» **Aim of the task**:
Copy every line that mentions the word "fidei".

» **Extracted information**:
┄┄┄┄┄┄┄┄┄┄┄┄┄┄┄┄┄┄┄┄

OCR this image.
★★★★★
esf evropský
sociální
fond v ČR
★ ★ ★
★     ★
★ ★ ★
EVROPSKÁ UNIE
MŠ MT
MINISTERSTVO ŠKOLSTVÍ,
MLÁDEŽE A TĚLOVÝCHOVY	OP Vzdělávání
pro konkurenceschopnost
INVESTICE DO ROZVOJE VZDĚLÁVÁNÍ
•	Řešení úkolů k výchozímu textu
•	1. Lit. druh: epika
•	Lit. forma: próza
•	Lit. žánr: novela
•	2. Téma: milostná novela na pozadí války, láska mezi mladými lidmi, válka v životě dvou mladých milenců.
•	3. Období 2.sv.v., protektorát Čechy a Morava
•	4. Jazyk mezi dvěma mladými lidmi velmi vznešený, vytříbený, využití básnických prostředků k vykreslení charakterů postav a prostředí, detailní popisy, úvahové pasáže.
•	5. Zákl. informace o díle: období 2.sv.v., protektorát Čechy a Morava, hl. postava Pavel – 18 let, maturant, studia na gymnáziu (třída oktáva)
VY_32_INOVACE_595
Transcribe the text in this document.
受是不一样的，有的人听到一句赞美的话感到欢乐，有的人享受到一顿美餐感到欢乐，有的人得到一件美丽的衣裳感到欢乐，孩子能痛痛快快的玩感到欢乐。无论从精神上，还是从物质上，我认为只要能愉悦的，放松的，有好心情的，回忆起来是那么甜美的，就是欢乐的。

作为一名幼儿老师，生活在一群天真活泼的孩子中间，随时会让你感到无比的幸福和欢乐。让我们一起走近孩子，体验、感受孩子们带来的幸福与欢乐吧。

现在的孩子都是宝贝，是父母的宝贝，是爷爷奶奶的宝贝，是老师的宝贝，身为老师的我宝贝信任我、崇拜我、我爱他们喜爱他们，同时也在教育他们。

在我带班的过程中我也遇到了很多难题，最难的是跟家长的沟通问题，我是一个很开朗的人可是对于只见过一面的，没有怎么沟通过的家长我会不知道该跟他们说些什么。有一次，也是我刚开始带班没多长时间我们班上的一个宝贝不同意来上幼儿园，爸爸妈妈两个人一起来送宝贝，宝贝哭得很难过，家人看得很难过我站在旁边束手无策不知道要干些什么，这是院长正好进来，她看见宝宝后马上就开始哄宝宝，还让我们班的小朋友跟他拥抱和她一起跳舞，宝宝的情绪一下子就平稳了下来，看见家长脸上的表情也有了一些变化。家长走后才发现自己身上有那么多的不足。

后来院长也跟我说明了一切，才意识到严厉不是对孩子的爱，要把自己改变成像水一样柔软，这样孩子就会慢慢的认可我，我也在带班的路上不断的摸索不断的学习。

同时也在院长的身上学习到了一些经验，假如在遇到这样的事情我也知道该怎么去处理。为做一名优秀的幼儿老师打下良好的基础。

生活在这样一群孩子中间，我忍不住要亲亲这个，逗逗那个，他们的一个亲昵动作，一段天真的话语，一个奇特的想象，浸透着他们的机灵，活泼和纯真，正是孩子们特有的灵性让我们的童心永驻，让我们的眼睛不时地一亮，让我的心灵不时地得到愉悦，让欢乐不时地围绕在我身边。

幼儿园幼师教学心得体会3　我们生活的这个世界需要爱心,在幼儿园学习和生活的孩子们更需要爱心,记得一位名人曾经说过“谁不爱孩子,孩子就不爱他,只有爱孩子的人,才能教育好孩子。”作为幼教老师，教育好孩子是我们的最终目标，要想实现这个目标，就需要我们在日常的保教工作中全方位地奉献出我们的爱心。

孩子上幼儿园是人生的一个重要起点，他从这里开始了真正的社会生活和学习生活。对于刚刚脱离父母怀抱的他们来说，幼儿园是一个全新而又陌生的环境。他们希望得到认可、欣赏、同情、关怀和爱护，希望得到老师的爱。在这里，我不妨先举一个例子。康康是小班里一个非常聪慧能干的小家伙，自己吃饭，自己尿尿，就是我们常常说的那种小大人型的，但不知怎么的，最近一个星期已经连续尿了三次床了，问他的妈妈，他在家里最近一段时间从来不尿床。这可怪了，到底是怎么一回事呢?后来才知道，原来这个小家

┄┄┄┄┄┄┄┄┄┄┄┄┄┄┄┄┄┄┄┄

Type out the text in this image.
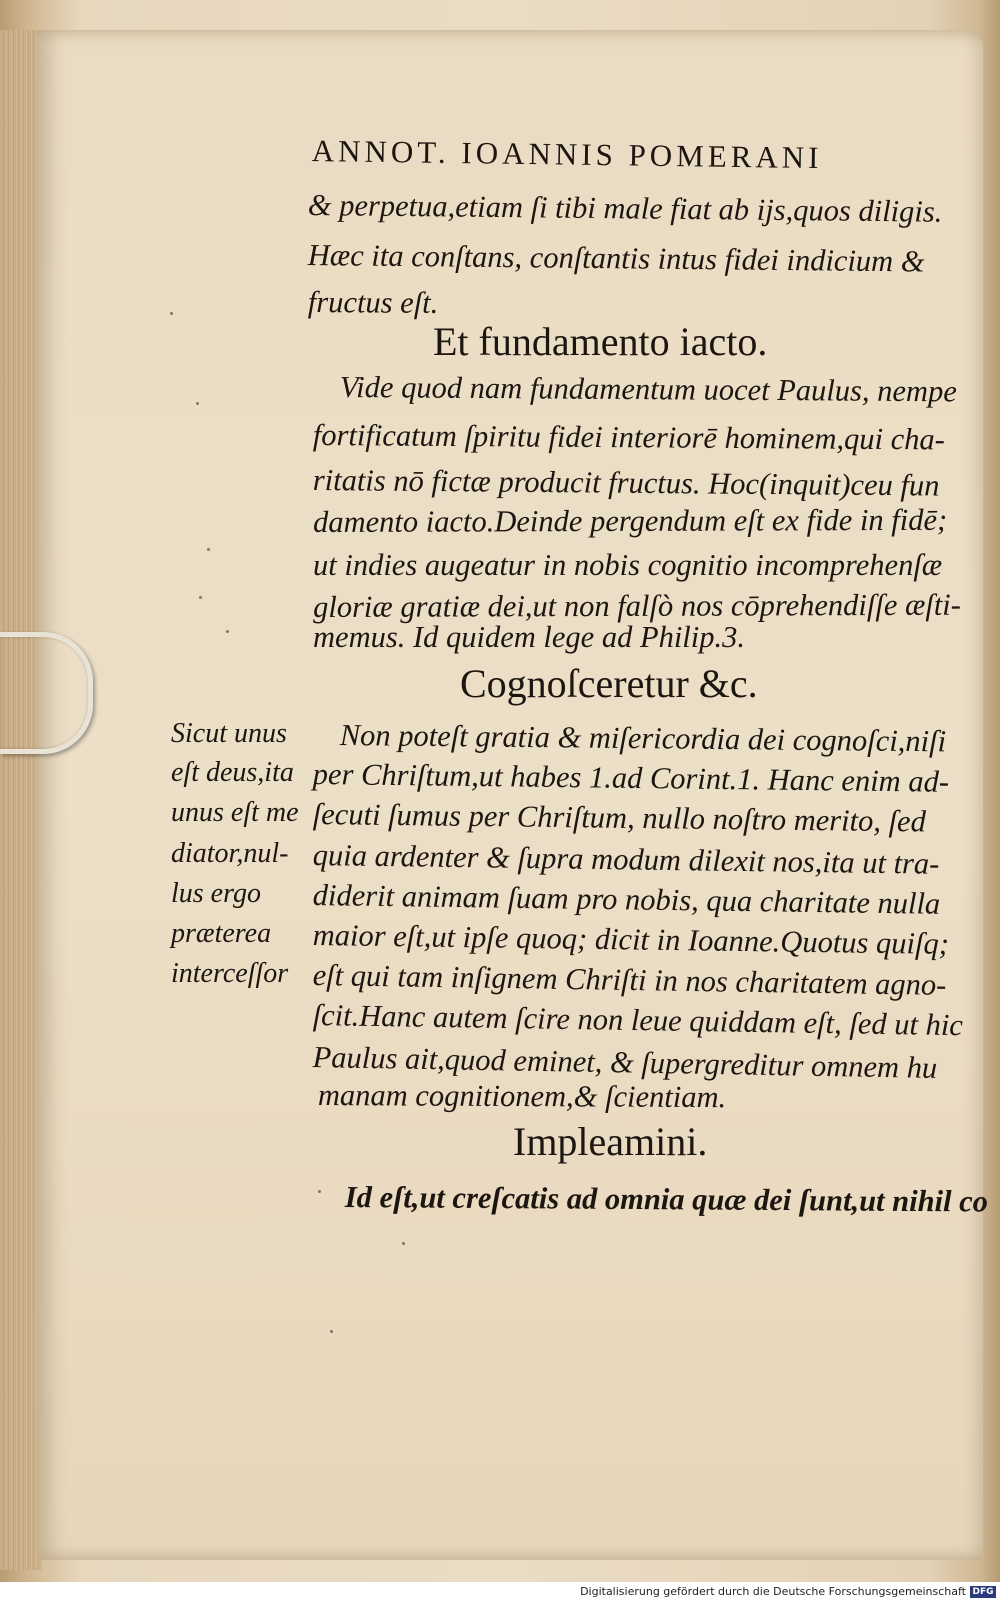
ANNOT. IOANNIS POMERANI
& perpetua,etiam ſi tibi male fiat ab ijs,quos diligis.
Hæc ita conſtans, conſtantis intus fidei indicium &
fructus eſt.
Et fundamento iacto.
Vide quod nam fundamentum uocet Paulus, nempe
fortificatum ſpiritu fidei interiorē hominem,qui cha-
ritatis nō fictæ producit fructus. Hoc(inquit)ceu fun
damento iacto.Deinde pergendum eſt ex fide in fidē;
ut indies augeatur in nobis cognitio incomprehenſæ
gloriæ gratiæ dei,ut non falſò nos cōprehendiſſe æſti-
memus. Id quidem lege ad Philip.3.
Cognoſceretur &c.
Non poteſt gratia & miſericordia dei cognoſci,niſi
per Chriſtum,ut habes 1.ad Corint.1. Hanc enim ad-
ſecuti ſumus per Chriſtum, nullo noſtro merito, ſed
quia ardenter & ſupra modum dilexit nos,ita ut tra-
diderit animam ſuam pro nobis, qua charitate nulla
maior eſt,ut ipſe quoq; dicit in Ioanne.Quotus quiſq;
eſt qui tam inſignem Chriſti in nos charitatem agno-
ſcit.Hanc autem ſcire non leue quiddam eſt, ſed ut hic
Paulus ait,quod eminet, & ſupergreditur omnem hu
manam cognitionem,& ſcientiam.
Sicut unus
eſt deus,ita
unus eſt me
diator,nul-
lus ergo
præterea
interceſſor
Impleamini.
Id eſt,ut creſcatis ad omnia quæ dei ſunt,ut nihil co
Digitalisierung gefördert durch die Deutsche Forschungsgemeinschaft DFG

┄┄┄┄┄┄┄┄┄┄┄┄┄┄┄┄┄┄┄┄

» **Result of the task**:
Hæc ita conſtans, conſtantis intus fidei indicium &
fortificatum ſpiritu fidei interiorē hominem,qui cha-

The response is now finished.